::: Available records

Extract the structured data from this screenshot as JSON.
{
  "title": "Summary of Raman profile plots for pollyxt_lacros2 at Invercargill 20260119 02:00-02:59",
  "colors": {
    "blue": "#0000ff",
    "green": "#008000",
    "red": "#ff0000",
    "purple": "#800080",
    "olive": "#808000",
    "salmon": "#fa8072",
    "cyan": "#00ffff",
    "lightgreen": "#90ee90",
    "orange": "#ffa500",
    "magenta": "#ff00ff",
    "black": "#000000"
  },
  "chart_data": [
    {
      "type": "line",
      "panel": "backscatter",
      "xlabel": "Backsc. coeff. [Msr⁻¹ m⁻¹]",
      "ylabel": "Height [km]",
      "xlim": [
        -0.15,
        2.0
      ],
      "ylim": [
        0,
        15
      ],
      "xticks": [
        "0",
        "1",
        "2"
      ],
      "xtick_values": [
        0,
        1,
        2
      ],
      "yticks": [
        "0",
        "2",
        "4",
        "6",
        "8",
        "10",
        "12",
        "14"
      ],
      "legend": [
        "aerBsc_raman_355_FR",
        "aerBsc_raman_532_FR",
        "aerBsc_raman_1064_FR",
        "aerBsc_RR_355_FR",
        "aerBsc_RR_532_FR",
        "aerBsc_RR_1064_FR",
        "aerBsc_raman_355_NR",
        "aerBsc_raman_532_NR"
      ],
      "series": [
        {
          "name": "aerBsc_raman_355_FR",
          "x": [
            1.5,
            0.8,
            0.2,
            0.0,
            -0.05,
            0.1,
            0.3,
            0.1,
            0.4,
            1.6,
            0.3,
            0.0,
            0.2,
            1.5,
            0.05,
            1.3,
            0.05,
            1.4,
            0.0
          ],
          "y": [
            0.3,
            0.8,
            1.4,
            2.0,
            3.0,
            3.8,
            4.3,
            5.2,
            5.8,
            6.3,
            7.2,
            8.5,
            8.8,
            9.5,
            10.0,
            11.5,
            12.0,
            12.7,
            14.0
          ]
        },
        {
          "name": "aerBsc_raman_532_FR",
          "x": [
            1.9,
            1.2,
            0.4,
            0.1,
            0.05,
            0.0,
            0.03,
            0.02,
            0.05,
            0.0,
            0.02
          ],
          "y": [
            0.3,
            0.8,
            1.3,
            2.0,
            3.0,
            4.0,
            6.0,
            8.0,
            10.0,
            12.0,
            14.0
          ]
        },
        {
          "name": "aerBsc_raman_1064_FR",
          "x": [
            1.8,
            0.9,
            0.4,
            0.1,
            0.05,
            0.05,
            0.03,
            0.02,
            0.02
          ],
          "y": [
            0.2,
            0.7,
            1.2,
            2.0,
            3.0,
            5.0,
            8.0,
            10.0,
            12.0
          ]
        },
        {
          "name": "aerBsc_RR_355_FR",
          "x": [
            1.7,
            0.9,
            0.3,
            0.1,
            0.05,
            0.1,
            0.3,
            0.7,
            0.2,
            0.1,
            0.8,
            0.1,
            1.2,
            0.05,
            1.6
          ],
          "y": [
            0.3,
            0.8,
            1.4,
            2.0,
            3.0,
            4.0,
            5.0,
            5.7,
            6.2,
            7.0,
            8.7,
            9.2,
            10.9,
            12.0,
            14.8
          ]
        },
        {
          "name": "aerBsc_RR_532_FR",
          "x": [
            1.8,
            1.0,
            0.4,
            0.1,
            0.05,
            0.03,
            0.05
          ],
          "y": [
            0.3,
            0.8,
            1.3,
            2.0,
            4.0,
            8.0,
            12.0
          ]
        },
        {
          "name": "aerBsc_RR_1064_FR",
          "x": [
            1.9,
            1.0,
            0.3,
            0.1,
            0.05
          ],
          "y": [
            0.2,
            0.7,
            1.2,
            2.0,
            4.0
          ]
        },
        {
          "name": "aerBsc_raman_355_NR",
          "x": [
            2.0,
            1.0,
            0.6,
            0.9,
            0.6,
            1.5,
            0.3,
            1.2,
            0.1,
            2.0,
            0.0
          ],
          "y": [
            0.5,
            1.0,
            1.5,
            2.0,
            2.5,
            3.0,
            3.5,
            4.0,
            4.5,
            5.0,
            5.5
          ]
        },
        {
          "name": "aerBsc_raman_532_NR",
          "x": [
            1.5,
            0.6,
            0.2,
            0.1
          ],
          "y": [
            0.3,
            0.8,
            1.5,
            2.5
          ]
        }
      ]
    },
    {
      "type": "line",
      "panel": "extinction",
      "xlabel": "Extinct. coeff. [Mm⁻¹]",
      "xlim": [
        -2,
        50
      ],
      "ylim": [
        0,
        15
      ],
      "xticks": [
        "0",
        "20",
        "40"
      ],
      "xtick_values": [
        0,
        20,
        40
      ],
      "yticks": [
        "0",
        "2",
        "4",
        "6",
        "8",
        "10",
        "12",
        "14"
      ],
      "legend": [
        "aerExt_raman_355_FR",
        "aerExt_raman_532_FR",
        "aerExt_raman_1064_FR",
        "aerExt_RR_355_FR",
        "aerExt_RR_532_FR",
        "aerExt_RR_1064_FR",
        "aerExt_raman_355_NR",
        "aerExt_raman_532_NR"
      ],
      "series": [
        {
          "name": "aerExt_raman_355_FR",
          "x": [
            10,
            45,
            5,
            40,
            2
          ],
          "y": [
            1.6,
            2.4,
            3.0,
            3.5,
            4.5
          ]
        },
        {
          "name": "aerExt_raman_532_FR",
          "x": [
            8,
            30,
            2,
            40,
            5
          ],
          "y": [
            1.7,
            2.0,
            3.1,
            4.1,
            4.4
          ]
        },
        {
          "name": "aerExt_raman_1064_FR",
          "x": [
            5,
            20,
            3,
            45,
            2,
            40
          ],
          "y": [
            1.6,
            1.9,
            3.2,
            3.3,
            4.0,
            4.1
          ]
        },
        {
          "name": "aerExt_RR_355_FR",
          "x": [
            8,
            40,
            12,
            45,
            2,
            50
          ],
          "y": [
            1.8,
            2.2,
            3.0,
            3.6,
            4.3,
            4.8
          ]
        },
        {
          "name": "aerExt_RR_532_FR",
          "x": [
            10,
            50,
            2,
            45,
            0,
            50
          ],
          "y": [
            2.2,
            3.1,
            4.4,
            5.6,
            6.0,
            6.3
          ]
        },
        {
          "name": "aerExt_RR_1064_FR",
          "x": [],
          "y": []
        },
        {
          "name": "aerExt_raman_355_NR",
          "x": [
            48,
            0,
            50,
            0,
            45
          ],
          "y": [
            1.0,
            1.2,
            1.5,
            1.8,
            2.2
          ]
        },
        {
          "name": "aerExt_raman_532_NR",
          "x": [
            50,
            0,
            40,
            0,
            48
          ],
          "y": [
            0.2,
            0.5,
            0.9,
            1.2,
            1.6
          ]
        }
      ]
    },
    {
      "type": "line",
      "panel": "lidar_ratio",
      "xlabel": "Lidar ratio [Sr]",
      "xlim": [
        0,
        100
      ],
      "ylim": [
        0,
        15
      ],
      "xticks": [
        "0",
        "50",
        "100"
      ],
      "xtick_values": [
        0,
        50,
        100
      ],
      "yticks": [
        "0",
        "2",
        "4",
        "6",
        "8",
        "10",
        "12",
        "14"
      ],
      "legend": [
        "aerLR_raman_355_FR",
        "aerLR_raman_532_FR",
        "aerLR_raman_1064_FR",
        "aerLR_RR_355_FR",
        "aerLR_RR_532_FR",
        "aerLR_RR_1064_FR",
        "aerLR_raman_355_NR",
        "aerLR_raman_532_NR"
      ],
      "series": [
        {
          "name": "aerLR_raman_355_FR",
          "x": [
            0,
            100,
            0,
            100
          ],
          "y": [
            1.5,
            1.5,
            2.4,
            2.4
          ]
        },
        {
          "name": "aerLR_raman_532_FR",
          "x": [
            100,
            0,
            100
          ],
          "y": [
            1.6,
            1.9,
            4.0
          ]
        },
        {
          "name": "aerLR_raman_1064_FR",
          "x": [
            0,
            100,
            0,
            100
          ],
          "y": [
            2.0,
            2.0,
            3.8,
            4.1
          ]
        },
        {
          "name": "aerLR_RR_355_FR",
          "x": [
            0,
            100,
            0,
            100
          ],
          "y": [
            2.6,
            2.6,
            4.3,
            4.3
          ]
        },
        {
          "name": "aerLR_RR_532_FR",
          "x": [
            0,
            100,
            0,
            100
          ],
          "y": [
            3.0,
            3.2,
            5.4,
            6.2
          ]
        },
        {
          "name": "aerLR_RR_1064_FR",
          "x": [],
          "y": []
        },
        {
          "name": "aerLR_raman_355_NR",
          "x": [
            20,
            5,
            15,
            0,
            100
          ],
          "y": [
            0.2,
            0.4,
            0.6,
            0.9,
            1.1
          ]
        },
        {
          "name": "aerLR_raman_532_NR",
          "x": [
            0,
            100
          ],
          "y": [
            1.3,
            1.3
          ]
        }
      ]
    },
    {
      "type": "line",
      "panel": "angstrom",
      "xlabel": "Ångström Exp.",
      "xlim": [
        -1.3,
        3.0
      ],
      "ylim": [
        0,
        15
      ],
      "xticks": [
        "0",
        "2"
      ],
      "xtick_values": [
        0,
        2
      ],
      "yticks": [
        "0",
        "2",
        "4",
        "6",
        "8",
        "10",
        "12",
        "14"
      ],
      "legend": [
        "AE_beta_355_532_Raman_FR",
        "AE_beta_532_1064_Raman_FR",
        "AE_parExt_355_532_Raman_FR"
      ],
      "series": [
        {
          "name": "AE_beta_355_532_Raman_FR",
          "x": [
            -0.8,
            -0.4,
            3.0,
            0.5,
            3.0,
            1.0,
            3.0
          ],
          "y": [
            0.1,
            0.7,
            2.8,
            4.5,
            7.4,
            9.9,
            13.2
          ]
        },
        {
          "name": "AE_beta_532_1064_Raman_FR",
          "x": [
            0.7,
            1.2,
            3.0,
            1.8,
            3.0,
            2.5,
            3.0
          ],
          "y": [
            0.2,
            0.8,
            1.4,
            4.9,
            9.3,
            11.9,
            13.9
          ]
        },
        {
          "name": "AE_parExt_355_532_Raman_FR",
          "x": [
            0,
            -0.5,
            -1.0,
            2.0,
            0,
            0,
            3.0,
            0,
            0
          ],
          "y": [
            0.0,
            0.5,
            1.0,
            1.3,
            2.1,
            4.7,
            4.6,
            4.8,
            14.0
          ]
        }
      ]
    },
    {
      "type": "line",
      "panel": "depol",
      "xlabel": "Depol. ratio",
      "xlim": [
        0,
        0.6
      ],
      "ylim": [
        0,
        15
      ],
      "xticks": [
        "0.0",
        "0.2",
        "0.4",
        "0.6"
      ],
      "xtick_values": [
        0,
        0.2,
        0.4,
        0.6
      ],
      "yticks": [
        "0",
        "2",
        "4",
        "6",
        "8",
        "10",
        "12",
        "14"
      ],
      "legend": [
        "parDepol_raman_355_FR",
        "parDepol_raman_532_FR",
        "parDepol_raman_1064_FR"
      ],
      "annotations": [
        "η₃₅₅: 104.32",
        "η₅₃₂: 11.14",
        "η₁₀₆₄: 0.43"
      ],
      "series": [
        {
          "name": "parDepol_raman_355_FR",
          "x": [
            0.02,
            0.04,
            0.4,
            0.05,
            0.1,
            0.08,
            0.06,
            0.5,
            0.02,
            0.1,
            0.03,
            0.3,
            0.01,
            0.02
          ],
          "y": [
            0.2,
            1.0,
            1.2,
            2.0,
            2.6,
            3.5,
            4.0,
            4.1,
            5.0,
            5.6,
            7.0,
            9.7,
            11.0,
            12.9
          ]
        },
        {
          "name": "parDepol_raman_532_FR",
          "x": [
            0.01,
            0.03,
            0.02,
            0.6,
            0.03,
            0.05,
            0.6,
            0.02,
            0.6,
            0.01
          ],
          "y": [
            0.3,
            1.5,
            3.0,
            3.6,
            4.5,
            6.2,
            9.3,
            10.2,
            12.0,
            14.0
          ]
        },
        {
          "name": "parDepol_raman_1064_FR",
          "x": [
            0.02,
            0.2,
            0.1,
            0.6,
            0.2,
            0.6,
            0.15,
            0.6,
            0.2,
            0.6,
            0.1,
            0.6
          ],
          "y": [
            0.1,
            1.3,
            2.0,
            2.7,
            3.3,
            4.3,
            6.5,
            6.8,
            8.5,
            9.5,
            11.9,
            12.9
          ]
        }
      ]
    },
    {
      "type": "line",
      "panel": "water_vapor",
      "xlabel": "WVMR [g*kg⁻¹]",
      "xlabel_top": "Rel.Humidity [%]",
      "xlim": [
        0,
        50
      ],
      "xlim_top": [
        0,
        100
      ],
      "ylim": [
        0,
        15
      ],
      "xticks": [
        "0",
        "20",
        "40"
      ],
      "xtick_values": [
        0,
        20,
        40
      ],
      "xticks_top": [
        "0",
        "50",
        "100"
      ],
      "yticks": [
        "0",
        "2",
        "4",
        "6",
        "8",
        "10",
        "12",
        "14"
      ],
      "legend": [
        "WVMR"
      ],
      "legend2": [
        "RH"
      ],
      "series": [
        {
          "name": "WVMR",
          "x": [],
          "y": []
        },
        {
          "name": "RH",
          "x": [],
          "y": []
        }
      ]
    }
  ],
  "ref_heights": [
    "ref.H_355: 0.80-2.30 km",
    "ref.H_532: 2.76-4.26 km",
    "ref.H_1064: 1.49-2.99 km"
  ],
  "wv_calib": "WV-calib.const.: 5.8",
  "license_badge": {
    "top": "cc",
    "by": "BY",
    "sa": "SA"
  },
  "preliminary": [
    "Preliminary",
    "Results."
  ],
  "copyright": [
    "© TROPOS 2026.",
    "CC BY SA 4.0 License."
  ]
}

::::::

**Written task**
Each line above that includes "coeff" should be shown.

**Worked answer**
      "xlabel": "Backsc. coeff. [Msr⁻¹ m⁻¹]",
      "xlabel": "Extinct. coeff. [Mm⁻¹]",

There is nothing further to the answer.